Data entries
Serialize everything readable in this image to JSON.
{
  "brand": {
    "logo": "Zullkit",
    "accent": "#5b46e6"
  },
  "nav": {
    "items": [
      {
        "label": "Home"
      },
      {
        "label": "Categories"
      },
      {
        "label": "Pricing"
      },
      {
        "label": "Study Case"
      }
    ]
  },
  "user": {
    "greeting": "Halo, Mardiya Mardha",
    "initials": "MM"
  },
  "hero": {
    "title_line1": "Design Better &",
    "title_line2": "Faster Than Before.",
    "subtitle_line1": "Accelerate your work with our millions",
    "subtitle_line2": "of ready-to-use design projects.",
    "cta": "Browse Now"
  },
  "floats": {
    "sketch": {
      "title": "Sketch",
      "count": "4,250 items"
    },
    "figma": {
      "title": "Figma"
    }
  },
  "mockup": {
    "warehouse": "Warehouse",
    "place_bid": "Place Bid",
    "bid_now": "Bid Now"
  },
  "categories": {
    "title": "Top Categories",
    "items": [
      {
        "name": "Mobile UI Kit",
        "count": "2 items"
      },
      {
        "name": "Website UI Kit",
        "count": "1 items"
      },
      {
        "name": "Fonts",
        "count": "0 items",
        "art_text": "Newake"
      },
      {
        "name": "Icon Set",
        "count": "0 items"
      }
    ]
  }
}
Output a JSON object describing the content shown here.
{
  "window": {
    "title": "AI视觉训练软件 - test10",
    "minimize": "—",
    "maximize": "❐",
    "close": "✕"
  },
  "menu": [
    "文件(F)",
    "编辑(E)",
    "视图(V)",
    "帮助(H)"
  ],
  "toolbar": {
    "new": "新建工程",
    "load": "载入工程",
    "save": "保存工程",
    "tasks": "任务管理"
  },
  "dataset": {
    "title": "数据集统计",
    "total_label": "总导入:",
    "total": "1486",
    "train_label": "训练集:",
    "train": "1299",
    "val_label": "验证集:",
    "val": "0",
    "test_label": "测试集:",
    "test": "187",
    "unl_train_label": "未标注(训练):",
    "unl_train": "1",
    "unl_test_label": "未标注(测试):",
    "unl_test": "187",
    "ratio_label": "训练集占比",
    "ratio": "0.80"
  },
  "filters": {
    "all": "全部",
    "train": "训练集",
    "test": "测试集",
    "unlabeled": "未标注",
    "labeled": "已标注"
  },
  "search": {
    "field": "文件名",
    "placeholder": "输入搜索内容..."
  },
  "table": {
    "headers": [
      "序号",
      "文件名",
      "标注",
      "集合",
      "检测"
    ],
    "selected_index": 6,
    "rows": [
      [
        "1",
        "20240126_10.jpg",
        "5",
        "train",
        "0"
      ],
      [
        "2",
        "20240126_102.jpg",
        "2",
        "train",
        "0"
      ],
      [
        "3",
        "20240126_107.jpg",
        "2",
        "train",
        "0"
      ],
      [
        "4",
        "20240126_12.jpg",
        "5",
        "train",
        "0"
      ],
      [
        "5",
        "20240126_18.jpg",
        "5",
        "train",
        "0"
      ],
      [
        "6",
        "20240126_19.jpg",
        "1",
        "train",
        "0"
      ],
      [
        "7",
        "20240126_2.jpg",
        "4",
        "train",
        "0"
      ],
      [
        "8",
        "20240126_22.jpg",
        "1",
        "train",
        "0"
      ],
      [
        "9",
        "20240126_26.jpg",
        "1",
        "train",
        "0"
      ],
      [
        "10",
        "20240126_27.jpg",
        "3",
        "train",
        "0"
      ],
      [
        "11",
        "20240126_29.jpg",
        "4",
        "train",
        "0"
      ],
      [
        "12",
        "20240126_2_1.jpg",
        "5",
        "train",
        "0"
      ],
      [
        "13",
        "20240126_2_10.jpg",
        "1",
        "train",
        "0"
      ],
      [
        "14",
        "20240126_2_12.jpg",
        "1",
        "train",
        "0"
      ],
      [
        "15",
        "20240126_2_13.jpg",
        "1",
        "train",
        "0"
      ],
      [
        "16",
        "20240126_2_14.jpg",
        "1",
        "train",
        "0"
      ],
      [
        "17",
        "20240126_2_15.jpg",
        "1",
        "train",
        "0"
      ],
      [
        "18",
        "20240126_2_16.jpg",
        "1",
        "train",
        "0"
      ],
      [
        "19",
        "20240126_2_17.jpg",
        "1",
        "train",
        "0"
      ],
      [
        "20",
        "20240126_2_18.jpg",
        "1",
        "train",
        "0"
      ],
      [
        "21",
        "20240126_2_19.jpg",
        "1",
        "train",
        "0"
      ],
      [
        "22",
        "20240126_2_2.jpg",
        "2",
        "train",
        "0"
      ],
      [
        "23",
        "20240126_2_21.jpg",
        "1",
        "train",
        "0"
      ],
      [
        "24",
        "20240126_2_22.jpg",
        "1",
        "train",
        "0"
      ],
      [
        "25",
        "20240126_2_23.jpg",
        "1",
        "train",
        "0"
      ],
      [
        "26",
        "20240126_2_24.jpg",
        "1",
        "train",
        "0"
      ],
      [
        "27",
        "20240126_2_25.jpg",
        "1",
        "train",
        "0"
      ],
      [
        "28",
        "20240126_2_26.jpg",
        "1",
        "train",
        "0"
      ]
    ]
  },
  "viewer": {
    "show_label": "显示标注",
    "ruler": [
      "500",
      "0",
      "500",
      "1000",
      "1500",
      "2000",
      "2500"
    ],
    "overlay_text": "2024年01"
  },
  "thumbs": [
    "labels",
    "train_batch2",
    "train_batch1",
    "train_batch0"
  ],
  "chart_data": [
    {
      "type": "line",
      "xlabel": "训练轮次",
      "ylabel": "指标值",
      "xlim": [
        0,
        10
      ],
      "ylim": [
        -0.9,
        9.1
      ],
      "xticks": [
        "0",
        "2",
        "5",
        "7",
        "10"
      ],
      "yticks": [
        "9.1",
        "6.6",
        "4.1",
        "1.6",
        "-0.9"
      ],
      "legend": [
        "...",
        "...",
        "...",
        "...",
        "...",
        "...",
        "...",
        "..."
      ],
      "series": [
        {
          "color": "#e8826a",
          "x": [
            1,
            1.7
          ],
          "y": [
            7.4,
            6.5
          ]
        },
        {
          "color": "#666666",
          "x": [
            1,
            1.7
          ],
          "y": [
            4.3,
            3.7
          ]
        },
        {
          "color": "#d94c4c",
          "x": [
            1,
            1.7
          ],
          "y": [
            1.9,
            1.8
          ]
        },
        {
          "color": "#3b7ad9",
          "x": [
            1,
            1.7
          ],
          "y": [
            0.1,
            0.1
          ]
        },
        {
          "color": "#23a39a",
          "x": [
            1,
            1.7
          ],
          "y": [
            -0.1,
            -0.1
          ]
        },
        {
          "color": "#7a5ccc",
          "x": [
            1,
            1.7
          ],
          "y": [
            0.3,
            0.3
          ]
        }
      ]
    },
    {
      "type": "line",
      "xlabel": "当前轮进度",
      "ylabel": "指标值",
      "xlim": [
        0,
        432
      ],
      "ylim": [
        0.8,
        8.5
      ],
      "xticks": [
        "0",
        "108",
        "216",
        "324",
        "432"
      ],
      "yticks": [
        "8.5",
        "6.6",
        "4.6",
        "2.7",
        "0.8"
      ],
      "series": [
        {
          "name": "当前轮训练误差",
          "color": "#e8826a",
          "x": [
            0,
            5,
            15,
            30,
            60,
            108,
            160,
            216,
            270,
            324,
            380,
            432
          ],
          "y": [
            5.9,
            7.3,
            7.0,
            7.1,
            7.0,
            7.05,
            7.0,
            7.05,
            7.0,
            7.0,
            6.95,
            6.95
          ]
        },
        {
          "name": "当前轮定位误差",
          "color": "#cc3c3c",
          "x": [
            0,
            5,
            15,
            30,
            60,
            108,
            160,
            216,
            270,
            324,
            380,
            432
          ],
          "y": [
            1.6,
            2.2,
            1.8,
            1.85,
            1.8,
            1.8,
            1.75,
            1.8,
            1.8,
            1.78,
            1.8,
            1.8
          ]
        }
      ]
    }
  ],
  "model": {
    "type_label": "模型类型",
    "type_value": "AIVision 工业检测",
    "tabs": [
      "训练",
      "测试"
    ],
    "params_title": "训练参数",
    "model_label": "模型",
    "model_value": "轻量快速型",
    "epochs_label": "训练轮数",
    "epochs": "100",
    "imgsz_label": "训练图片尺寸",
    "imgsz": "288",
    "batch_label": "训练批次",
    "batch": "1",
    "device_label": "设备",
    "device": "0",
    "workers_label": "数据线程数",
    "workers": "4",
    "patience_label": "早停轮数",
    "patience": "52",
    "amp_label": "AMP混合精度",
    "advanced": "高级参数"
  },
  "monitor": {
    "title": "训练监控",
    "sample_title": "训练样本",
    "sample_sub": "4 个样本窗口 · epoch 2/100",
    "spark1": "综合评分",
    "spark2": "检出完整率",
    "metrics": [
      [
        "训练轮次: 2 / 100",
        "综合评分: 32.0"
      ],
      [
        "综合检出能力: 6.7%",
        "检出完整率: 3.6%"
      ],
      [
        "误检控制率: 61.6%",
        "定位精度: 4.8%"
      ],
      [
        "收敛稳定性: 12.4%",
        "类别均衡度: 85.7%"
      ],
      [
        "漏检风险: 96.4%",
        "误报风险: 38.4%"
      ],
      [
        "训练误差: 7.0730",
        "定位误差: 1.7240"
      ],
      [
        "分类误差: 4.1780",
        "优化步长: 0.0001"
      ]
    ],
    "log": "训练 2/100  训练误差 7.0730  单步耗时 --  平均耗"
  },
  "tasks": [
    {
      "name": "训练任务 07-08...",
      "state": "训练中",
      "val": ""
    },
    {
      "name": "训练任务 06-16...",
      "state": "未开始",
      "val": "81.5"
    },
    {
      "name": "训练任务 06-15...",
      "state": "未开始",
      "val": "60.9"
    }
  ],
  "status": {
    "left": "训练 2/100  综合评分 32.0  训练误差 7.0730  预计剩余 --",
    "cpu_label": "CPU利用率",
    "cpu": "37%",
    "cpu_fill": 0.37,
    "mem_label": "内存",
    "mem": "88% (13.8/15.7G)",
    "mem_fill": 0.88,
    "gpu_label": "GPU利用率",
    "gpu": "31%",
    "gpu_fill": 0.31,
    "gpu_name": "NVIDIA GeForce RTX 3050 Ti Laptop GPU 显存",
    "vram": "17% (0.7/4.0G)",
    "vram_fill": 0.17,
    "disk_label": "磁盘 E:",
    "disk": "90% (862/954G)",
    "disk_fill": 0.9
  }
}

**Exercise requirements:**
Scan the listing above for the word "count" and show each line where it is found.

**Completed exercise:**
      "count": "4,250 items"
        "count": "2 items"
        "count": "1 items"
        "count": "0 items",
        "count": "0 items"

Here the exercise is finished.